Source records:
....
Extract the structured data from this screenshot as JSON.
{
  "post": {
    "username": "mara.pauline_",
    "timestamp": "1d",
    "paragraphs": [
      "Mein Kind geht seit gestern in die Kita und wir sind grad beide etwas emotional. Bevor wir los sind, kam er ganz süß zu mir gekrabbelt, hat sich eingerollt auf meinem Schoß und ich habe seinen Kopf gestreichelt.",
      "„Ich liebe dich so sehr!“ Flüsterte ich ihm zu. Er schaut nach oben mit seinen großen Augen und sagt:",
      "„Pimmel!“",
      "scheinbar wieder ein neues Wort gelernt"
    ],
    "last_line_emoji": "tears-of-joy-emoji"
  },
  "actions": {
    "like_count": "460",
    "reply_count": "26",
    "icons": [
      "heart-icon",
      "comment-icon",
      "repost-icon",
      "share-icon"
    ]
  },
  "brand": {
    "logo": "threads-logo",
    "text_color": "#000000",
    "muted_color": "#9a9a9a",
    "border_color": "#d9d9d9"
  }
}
....
Goal: Copy out each line of the records that holds the string "seinen".

Answer to this exercise:
      "Mein Kind geht seit gestern in die Kita und wir sind grad beide etwas emotional. Bevor wir los sind, kam er ganz süß zu mir gekrabbelt, hat sich eingerollt auf meinem Schoß und ich habe seinen Kopf gestreichelt.",
      "„Ich liebe dich so sehr!“ Flüsterte ich ihm zu. Er schaut nach oben mit seinen großen Augen und sagt:",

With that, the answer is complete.